- [Written instruction]:
Copy every line in the records below that contains the word "Measured".

Records from a collection of figures:
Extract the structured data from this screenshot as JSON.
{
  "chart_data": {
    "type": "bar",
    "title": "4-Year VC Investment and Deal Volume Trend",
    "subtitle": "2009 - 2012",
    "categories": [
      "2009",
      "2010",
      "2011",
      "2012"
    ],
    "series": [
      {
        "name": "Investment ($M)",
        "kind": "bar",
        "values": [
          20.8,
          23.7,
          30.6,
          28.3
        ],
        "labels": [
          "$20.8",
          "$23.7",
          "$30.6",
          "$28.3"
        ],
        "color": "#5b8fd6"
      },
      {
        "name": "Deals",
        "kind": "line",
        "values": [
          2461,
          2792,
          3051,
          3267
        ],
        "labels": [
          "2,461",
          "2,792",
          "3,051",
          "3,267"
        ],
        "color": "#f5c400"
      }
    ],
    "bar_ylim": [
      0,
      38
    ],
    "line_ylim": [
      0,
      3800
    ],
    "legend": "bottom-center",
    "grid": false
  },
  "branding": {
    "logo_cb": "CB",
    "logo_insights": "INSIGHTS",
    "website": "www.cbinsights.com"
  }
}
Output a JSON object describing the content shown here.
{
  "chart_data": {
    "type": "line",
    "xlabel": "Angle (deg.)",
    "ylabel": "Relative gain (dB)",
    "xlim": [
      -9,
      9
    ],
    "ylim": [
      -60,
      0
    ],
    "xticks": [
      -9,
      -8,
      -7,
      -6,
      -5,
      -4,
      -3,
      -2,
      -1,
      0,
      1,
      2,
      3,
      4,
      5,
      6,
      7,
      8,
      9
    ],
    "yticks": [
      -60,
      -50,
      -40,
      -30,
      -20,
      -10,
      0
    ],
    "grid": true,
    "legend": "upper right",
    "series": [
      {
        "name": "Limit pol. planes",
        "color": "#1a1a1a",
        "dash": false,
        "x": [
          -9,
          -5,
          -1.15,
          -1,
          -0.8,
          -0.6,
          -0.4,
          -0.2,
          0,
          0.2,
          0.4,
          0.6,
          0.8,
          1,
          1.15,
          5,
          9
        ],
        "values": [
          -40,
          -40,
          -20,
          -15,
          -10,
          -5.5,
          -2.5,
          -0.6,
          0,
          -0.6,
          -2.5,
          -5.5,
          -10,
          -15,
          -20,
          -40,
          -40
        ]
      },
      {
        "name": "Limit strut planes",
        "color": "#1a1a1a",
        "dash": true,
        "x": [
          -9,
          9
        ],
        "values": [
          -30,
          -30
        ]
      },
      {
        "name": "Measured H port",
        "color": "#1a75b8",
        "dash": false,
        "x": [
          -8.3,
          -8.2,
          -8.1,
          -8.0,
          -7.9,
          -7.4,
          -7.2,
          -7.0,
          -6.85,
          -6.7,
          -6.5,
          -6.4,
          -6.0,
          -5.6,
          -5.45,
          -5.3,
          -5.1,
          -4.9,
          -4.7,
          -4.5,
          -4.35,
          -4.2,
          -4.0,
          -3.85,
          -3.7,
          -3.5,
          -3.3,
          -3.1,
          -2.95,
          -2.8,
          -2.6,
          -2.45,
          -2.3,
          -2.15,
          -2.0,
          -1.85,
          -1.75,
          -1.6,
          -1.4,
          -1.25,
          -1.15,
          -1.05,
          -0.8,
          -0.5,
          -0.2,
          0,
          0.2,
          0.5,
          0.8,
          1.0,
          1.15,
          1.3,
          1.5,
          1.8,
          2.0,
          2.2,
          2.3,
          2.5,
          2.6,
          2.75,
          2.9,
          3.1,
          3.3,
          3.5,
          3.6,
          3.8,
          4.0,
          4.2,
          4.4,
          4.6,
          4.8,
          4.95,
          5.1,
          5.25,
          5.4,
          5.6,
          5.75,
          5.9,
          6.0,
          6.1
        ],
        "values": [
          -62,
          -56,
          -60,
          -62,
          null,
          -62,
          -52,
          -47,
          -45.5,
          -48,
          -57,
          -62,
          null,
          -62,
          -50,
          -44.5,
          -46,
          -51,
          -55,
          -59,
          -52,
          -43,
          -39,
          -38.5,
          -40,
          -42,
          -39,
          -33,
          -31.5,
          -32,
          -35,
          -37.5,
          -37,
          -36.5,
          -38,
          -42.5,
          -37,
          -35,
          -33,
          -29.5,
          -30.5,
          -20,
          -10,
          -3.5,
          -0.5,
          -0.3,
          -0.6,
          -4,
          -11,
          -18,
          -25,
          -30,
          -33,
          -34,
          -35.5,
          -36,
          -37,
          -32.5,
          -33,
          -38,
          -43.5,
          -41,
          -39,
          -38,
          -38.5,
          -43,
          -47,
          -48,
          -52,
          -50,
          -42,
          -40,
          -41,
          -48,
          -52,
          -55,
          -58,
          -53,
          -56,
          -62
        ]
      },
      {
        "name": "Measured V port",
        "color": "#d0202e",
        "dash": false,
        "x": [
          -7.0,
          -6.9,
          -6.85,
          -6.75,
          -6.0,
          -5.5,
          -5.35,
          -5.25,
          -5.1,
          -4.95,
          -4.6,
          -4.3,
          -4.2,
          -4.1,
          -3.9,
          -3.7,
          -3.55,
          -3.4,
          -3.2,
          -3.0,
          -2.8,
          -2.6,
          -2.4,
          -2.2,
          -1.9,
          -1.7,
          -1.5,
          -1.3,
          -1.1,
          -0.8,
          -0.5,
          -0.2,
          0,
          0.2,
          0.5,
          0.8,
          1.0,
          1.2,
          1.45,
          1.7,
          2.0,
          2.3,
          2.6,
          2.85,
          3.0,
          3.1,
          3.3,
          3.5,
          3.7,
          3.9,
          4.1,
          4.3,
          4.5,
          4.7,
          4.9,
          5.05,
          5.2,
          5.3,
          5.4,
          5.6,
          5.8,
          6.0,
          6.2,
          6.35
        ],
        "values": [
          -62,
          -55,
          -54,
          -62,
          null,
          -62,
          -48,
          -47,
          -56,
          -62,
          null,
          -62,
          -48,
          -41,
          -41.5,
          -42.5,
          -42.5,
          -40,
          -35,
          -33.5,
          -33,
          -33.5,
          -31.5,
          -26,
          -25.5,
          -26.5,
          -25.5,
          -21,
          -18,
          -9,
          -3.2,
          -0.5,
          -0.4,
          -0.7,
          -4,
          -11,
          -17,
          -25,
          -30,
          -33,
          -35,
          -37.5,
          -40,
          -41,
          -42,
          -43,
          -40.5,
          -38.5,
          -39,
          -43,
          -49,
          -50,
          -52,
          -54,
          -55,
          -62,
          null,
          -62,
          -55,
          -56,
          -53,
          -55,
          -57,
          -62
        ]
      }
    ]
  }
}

- [Response to this task]:
        "name": "Measured H port",
        "name": "Measured V port",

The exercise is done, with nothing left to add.